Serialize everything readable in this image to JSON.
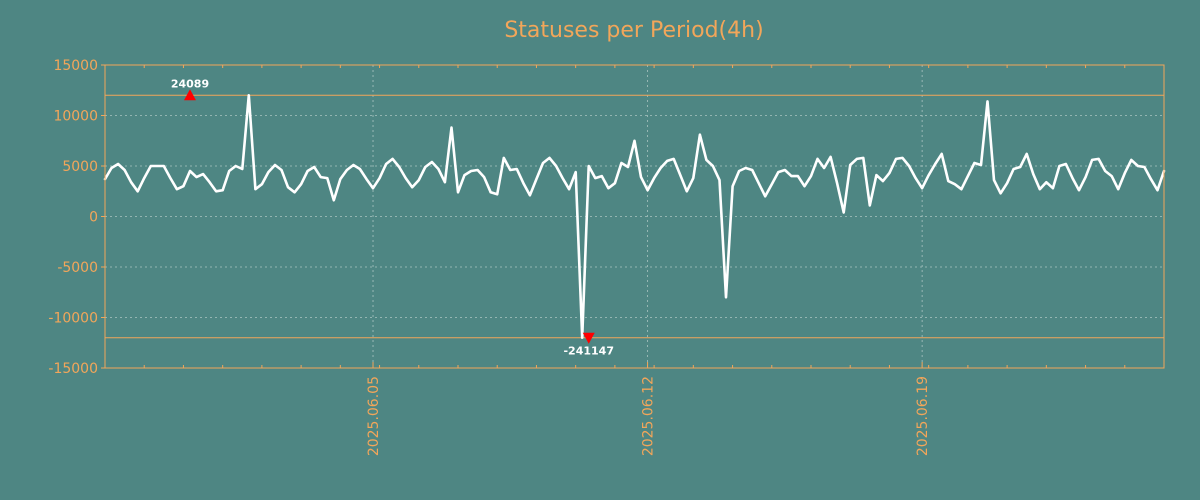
{
  "colors": {
    "background": "#4e8683",
    "accent": "#f2a65a",
    "line": "#ffffff",
    "marker": "#ff0000",
    "grid": "#c8d8d6"
  },
  "chart_data": {
    "type": "line",
    "title": "Statuses per Period(4h)",
    "xlabel": "",
    "ylabel": "",
    "ylim": [
      -15000,
      15000
    ],
    "yticks": [
      15000,
      10000,
      5000,
      0,
      -5000,
      -10000,
      -15000
    ],
    "ytick_labels": [
      "15000",
      "10000",
      "5000",
      "0",
      "-5000",
      "-10000",
      "-15000"
    ],
    "xlim": [
      "2025-05-29T04:00",
      "2025-06-25T04:00"
    ],
    "xticks": [
      "2025-06-05",
      "2025-06-12",
      "2025-06-19"
    ],
    "xtick_labels": [
      "2025.06.05",
      "2025.06.12",
      "2025.06.19"
    ],
    "grid": true,
    "clip_lines": [
      12000,
      -12000
    ],
    "annotations": [
      {
        "label": "24089",
        "x": "2025-05-31T08:00",
        "y": 12000,
        "marker": "up-triangle"
      },
      {
        "label": "-241147",
        "x": "2025-06-10T12:00",
        "y": -12000,
        "marker": "down-triangle"
      }
    ],
    "series": [
      {
        "x_start": "2025-05-29T04:00",
        "interval_hours": 4,
        "values": [
          3700,
          4800,
          5200,
          4600,
          3400,
          2500,
          3800,
          5000,
          5000,
          5000,
          3800,
          2700,
          3000,
          4500,
          3900,
          4200,
          3400,
          2500,
          2600,
          4500,
          5000,
          4700,
          12000,
          2700,
          3200,
          4400,
          5100,
          4600,
          2900,
          2400,
          3200,
          4500,
          4900,
          3900,
          3800,
          1600,
          3700,
          4600,
          5100,
          4700,
          3700,
          2800,
          3800,
          5200,
          5700,
          4900,
          3800,
          2900,
          3600,
          4900,
          5400,
          4700,
          3400,
          8800,
          2400,
          4100,
          4500,
          4600,
          3900,
          2400,
          2200,
          5800,
          4600,
          4700,
          3300,
          2100,
          3700,
          5300,
          5800,
          5000,
          3800,
          2700,
          4400,
          -12000,
          5000,
          3800,
          4000,
          2800,
          3300,
          5300,
          4900,
          7500,
          3900,
          2600,
          3800,
          4800,
          5500,
          5700,
          4100,
          2500,
          3800,
          8100,
          5600,
          5000,
          3600,
          -8000,
          3000,
          4500,
          4800,
          4600,
          3300,
          2000,
          3200,
          4400,
          4600,
          4000,
          4000,
          3000,
          4000,
          5700,
          4800,
          5900,
          3300,
          400,
          5100,
          5700,
          5800,
          1100,
          4100,
          3500,
          4300,
          5700,
          5800,
          5000,
          3800,
          2800,
          4100,
          5200,
          6200,
          3500,
          3200,
          2700,
          4000,
          5300,
          5100,
          11400,
          3600,
          2300,
          3300,
          4700,
          4900,
          6200,
          4200,
          2700,
          3400,
          2800,
          5000,
          5200,
          3800,
          2600,
          3900,
          5600,
          5700,
          4500,
          4000,
          2700,
          4300,
          5600,
          5000,
          4900,
          3700,
          2600,
          4500
        ]
      }
    ]
  }
}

■ ■ ■ ■ ■

**PROMPT**
Determine how many lines of the data contain the word "triangle", and reply with that number only.

**THE RESPONSE**
2